INSTRUCTIONS FOR THE TASK: Single out each line with the word "Path" and copy it.

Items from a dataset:
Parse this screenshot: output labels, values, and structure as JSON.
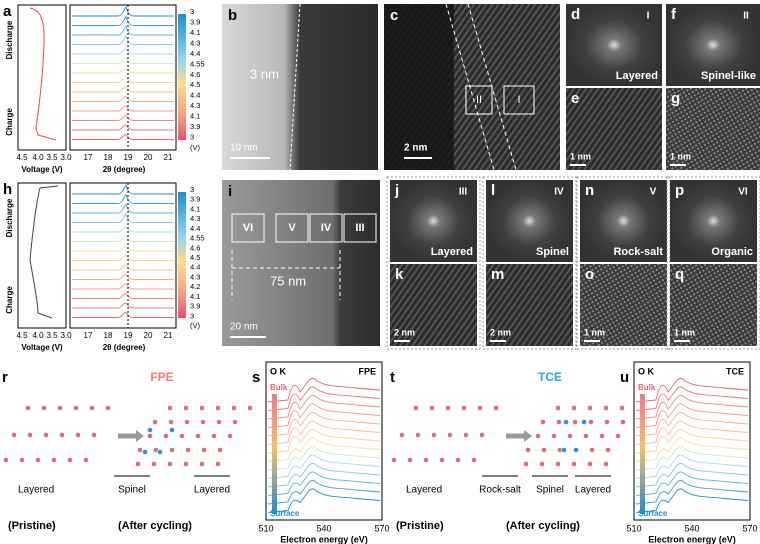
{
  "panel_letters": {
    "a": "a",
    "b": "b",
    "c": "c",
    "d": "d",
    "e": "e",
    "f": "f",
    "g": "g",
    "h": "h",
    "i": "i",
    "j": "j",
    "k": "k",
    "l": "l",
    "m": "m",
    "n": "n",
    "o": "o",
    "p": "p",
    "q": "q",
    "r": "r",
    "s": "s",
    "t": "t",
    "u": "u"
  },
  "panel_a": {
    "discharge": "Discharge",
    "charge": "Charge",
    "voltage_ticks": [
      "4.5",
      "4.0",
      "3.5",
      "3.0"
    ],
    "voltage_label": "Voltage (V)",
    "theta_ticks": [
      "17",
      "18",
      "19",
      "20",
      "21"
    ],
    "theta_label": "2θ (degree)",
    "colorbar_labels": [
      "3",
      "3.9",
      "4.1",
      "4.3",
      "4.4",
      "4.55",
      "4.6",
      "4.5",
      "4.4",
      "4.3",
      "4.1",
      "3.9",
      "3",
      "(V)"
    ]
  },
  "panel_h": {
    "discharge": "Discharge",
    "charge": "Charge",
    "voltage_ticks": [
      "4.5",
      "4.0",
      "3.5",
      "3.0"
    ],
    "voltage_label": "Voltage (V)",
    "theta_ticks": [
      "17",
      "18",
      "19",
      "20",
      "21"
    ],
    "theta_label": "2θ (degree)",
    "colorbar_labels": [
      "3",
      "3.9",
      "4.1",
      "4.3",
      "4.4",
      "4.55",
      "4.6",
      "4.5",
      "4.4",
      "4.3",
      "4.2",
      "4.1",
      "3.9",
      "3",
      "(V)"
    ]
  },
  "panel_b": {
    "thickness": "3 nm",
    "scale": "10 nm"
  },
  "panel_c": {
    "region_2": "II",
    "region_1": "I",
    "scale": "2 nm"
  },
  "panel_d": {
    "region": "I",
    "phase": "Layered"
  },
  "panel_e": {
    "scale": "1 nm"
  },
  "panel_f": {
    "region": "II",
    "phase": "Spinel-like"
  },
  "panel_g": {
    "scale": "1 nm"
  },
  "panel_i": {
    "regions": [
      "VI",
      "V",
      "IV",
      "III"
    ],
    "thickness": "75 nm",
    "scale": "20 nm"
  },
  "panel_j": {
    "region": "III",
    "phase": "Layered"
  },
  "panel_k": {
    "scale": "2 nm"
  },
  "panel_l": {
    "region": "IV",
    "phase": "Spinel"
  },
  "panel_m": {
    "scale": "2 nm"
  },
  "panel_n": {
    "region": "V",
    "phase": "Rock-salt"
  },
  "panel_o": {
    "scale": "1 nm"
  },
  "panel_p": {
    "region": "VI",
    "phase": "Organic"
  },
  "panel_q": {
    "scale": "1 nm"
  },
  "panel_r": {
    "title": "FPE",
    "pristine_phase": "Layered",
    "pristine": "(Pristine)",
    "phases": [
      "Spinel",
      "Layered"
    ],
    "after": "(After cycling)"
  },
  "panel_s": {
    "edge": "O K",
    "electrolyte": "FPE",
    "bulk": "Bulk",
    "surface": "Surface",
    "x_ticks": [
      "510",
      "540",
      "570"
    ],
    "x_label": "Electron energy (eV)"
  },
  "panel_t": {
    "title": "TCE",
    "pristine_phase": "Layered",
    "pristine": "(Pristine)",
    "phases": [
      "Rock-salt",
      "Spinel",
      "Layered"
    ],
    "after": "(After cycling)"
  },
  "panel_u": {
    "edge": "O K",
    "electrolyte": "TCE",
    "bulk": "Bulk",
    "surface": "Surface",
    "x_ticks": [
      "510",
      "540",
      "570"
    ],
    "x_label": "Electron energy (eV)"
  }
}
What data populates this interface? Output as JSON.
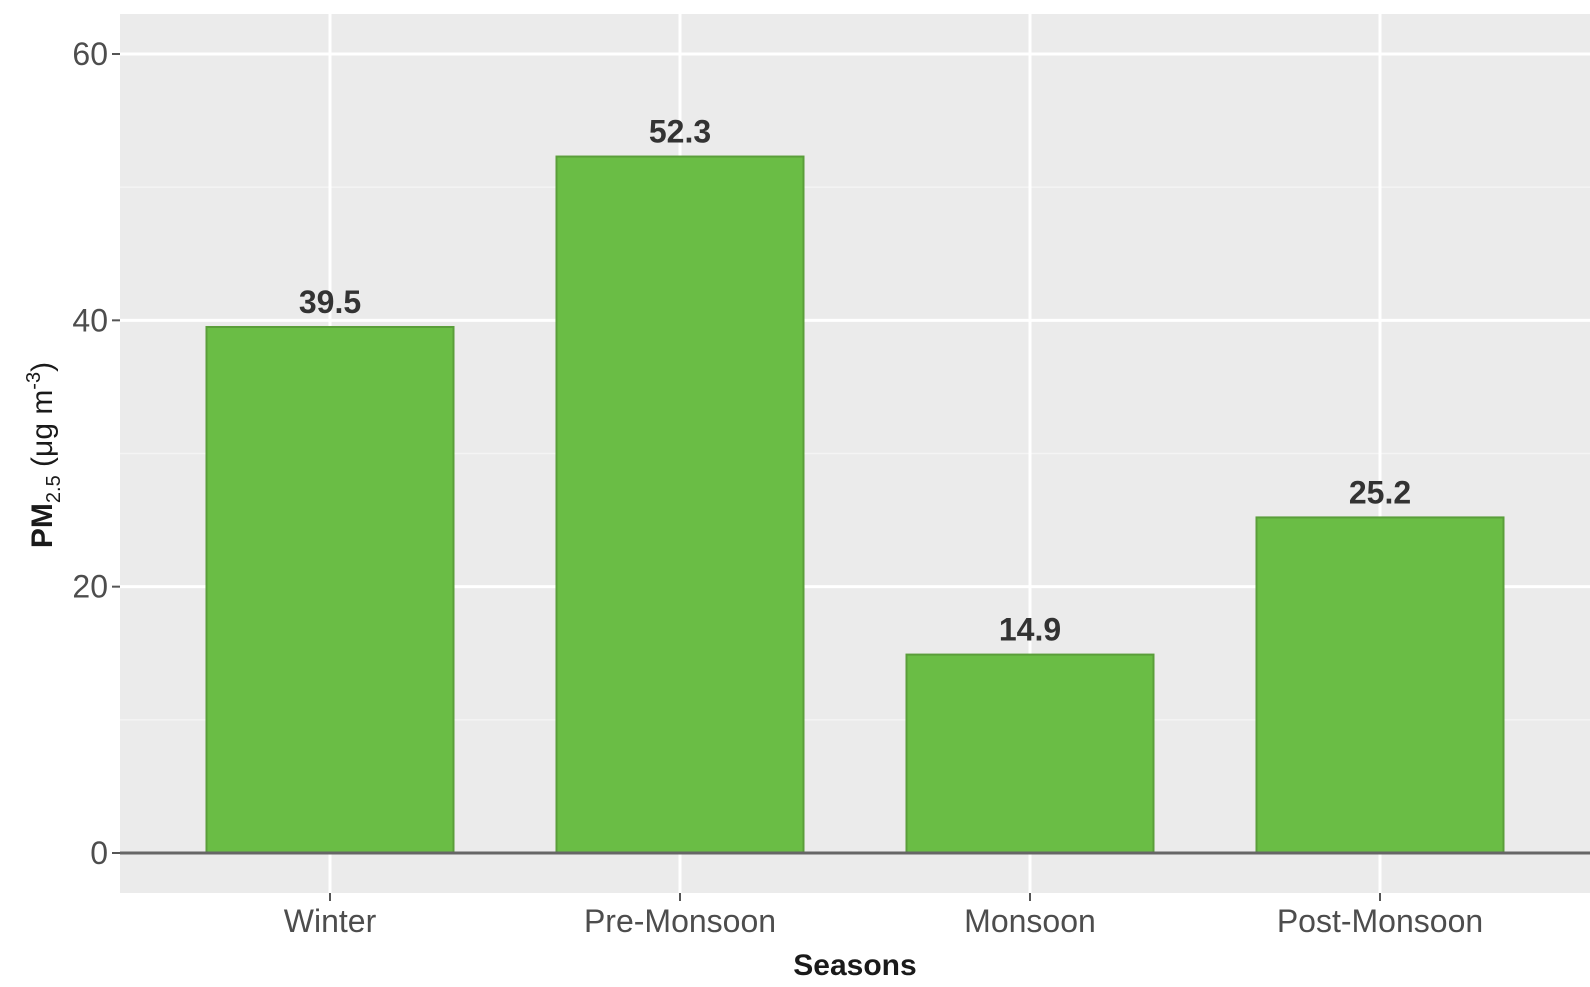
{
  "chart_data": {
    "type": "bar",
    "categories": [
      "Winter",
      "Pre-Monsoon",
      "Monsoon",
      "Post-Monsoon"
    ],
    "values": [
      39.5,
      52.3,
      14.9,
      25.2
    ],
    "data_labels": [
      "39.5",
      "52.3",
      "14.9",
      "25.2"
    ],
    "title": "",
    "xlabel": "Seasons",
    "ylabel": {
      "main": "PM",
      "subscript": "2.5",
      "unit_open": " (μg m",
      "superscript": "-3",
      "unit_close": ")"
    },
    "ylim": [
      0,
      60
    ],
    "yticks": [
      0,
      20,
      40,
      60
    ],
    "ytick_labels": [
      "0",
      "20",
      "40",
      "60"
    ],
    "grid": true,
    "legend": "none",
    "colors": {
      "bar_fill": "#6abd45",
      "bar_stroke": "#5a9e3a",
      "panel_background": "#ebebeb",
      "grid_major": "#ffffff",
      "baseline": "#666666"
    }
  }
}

---

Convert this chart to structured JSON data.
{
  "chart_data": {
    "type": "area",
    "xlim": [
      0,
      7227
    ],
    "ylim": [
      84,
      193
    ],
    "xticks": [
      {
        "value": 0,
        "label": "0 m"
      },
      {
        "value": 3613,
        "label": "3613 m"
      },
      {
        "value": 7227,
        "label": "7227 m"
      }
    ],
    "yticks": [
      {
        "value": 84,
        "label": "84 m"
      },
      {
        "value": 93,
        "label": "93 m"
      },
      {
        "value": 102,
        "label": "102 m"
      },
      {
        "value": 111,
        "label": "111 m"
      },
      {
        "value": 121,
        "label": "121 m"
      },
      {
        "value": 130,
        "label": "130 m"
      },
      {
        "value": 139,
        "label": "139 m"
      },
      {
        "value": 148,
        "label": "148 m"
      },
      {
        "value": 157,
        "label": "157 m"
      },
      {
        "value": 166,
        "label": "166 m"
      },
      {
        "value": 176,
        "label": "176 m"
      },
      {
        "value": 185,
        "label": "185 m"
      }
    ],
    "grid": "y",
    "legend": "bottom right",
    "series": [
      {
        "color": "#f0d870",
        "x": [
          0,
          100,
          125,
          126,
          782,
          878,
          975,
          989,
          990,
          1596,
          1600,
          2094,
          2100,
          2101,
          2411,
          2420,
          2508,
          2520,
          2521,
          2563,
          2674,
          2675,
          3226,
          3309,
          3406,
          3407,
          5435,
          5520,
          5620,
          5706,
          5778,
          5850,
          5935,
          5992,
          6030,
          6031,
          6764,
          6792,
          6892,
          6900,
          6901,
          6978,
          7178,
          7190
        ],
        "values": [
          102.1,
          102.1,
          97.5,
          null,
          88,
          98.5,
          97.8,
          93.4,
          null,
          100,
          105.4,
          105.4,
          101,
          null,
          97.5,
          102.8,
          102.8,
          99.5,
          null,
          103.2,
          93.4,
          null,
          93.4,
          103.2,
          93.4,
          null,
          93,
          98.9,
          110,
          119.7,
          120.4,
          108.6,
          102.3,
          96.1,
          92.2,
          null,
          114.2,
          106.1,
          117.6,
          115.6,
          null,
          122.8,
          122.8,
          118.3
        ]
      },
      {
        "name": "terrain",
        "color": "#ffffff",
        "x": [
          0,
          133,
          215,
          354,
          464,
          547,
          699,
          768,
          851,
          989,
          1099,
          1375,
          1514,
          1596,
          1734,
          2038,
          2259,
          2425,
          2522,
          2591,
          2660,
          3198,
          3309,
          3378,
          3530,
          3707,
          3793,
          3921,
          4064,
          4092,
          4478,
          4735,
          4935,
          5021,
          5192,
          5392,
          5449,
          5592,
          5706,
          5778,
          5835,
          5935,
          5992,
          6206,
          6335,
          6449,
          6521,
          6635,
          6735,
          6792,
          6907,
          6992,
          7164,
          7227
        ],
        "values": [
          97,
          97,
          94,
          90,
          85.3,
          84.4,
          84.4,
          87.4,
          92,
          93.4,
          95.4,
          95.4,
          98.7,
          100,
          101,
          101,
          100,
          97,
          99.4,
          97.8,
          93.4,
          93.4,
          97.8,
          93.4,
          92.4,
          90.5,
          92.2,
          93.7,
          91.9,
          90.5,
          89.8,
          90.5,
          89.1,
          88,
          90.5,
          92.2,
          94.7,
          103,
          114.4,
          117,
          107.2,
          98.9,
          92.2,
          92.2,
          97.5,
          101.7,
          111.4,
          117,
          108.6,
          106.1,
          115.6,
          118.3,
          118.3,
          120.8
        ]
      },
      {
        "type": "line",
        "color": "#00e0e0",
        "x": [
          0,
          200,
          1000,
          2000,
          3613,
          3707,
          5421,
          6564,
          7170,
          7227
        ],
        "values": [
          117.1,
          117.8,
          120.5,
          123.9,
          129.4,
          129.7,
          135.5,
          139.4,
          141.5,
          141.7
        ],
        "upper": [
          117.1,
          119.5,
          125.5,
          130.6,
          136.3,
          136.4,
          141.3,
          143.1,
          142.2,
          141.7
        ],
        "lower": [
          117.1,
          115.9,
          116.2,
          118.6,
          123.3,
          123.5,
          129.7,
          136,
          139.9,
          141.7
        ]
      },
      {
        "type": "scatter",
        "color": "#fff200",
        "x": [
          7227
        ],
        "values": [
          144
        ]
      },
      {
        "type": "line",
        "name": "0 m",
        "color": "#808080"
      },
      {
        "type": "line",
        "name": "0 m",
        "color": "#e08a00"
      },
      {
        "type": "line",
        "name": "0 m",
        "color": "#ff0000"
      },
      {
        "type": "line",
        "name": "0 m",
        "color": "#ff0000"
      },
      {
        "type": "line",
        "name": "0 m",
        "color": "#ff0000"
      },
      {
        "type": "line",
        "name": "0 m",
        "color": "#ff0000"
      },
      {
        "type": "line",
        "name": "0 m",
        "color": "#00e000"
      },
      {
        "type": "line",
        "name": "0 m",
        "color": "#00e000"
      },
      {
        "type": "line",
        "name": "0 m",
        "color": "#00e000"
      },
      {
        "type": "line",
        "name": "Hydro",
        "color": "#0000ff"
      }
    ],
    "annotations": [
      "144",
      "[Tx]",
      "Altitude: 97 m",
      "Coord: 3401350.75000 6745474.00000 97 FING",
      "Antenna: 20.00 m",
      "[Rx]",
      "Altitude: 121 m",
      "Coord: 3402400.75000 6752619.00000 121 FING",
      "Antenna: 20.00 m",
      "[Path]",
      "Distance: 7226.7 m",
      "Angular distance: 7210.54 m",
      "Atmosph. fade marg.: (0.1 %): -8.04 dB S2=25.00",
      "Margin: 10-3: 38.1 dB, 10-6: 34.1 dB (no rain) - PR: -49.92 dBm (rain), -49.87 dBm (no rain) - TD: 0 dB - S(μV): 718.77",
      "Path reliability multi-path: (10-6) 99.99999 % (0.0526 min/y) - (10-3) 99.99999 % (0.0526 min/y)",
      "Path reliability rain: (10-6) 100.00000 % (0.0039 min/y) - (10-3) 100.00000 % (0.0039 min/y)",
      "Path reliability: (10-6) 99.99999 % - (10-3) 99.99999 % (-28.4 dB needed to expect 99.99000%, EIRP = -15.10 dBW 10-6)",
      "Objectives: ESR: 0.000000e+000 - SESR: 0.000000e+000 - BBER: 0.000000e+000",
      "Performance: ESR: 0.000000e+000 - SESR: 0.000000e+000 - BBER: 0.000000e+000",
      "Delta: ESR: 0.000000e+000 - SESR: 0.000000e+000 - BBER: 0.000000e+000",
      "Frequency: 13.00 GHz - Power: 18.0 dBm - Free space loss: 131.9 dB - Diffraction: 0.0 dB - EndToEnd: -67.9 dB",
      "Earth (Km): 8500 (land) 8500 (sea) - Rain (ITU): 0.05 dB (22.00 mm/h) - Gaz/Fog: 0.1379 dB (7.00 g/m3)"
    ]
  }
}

SOLUTION TO THE EXERCISE:
      "[Path]",
      "Path reliability multi-path: (10-6) 99.99999 % (0.0526 min/y) - (10-3) 99.99999 % (0.0526 min/y)",
      "Path reliability rain: (10-6) 100.00000 % (0.0039 min/y) - (10-3) 100.00000 % (0.0039 min/y)",
      "Path reliability: (10-6) 99.99999 % - (10-3) 99.99999 % (-28.4 dB needed to expect 99.99000%, EIRP = -15.10 dBW 10-6)",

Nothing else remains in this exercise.